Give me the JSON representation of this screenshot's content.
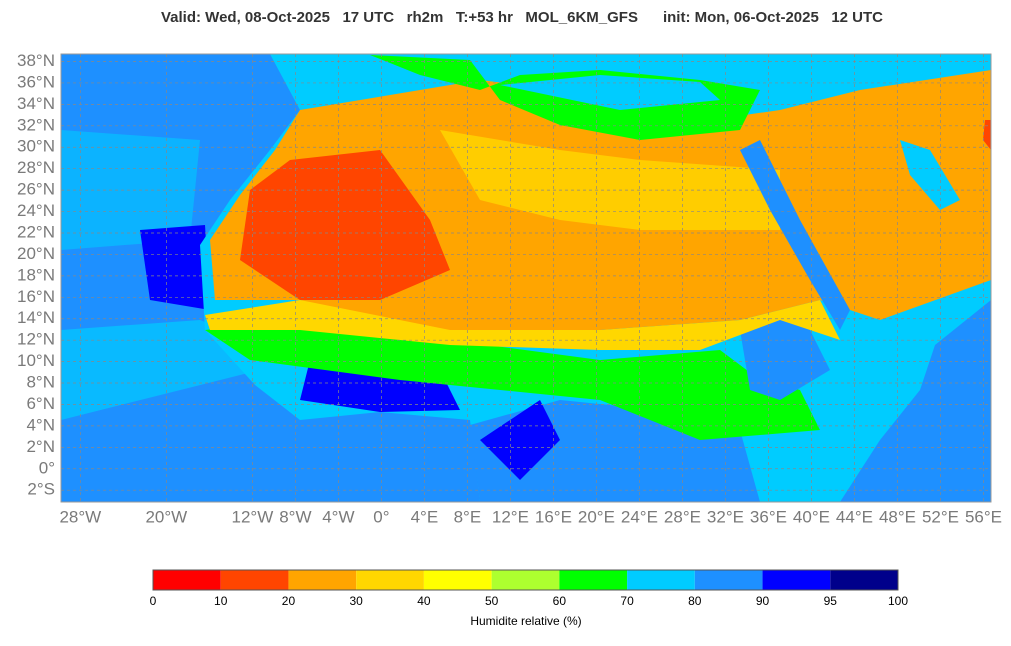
{
  "title": "Valid: Wed, 08-Oct-2025   17 UTC   rh2m   T:+53 hr   MOL_6KM_GFS      init: Mon, 06-Oct-2025   12 UTC",
  "map": {
    "xlim": [
      -29.8,
      56.7
    ],
    "ylim": [
      -3.1,
      38.7
    ],
    "grid": true,
    "xticks": [
      {
        "value": -28,
        "label": "28°W"
      },
      {
        "value": -20,
        "label": "20°W"
      },
      {
        "value": -12,
        "label": "12°W"
      },
      {
        "value": -8,
        "label": "8°W"
      },
      {
        "value": -4,
        "label": "4°W"
      },
      {
        "value": 0,
        "label": "0°"
      },
      {
        "value": 4,
        "label": "4°E"
      },
      {
        "value": 8,
        "label": "8°E"
      },
      {
        "value": 12,
        "label": "12°E"
      },
      {
        "value": 16,
        "label": "16°E"
      },
      {
        "value": 20,
        "label": "20°E"
      },
      {
        "value": 24,
        "label": "24°E"
      },
      {
        "value": 28,
        "label": "28°E"
      },
      {
        "value": 32,
        "label": "32°E"
      },
      {
        "value": 36,
        "label": "36°E"
      },
      {
        "value": 40,
        "label": "40°E"
      },
      {
        "value": 44,
        "label": "44°E"
      },
      {
        "value": 48,
        "label": "48°E"
      },
      {
        "value": 52,
        "label": "52°E"
      },
      {
        "value": 56,
        "label": "56°E"
      }
    ],
    "yticks": [
      {
        "value": 38,
        "label": "38°N"
      },
      {
        "value": 36,
        "label": "36°N"
      },
      {
        "value": 34,
        "label": "34°N"
      },
      {
        "value": 32,
        "label": "32°N"
      },
      {
        "value": 30,
        "label": "30°N"
      },
      {
        "value": 28,
        "label": "28°N"
      },
      {
        "value": 26,
        "label": "26°N"
      },
      {
        "value": 24,
        "label": "24°N"
      },
      {
        "value": 22,
        "label": "22°N"
      },
      {
        "value": 20,
        "label": "20°N"
      },
      {
        "value": 18,
        "label": "18°N"
      },
      {
        "value": 16,
        "label": "16°N"
      },
      {
        "value": 14,
        "label": "14°N"
      },
      {
        "value": 12,
        "label": "12°N"
      },
      {
        "value": 10,
        "label": "10°N"
      },
      {
        "value": 8,
        "label": "8°N"
      },
      {
        "value": 6,
        "label": "6°N"
      },
      {
        "value": 4,
        "label": "4°N"
      },
      {
        "value": 2,
        "label": "2°N"
      },
      {
        "value": 0,
        "label": "0°"
      },
      {
        "value": -2,
        "label": "2°S"
      }
    ]
  },
  "colorbar": {
    "ticks": [
      0,
      10,
      20,
      30,
      40,
      50,
      60,
      70,
      80,
      90,
      95,
      100
    ],
    "colors": [
      "#ff0000",
      "#ff4500",
      "#ffa500",
      "#ffd700",
      "#ffff00",
      "#adff2f",
      "#00ff00",
      "#00ccff",
      "#1e90ff",
      "#0000ff",
      "#00008b"
    ],
    "label": "Humidite relative (%)"
  }
}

****

◆ STATED TASK ◆
Transcribe all of the entries word for word, but skip any pictures they contain.

◆ EXERCISE ANSWER ◆
Give me the JSON representation of this screenshot's content.
{
  "title": "Valid: Wed, 08-Oct-2025   17 UTC   rh2m   T:+53 hr   MOL_6KM_GFS      init: Mon, 06-Oct-2025   12 UTC",
  "map": {
    "xlim": [
      -29.8,
      56.7
    ],
    "ylim": [
      -3.1,
      38.7
    ],
    "grid": true,
    "xticks": [
      {
        "value": -28,
        "label": "28°W"
      },
      {
        "value": -20,
        "label": "20°W"
      },
      {
        "value": -12,
        "label": "12°W"
      },
      {
        "value": -8,
        "label": "8°W"
      },
      {
        "value": -4,
        "label": "4°W"
      },
      {
        "value": 0,
        "label": "0°"
      },
      {
        "value": 4,
        "label": "4°E"
      },
      {
        "value": 8,
        "label": "8°E"
      },
      {
        "value": 12,
        "label": "12°E"
      },
      {
        "value": 16,
        "label": "16°E"
      },
      {
        "value": 20,
        "label": "20°E"
      },
      {
        "value": 24,
        "label": "24°E"
      },
      {
        "value": 28,
        "label": "28°E"
      },
      {
        "value": 32,
        "label": "32°E"
      },
      {
        "value": 36,
        "label": "36°E"
      },
      {
        "value": 40,
        "label": "40°E"
      },
      {
        "value": 44,
        "label": "44°E"
      },
      {
        "value": 48,
        "label": "48°E"
      },
      {
        "value": 52,
        "label": "52°E"
      },
      {
        "value": 56,
        "label": "56°E"
      }
    ],
    "yticks": [
      {
        "value": 38,
        "label": "38°N"
      },
      {
        "value": 36,
        "label": "36°N"
      },
      {
        "value": 34,
        "label": "34°N"
      },
      {
        "value": 32,
        "label": "32°N"
      },
      {
        "value": 30,
        "label": "30°N"
      },
      {
        "value": 28,
        "label": "28°N"
      },
      {
        "value": 26,
        "label": "26°N"
      },
      {
        "value": 24,
        "label": "24°N"
      },
      {
        "value": 22,
        "label": "22°N"
      },
      {
        "value": 20,
        "label": "20°N"
      },
      {
        "value": 18,
        "label": "18°N"
      },
      {
        "value": 16,
        "label": "16°N"
      },
      {
        "value": 14,
        "label": "14°N"
      },
      {
        "value": 12,
        "label": "12°N"
      },
      {
        "value": 10,
        "label": "10°N"
      },
      {
        "value": 8,
        "label": "8°N"
      },
      {
        "value": 6,
        "label": "6°N"
      },
      {
        "value": 4,
        "label": "4°N"
      },
      {
        "value": 2,
        "label": "2°N"
      },
      {
        "value": 0,
        "label": "0°"
      },
      {
        "value": -2,
        "label": "2°S"
      }
    ]
  },
  "colorbar": {
    "ticks": [
      0,
      10,
      20,
      30,
      40,
      50,
      60,
      70,
      80,
      90,
      95,
      100
    ],
    "colors": [
      "#ff0000",
      "#ff4500",
      "#ffa500",
      "#ffd700",
      "#ffff00",
      "#adff2f",
      "#00ff00",
      "#00ccff",
      "#1e90ff",
      "#0000ff",
      "#00008b"
    ],
    "label": "Humidite relative (%)"
  }
}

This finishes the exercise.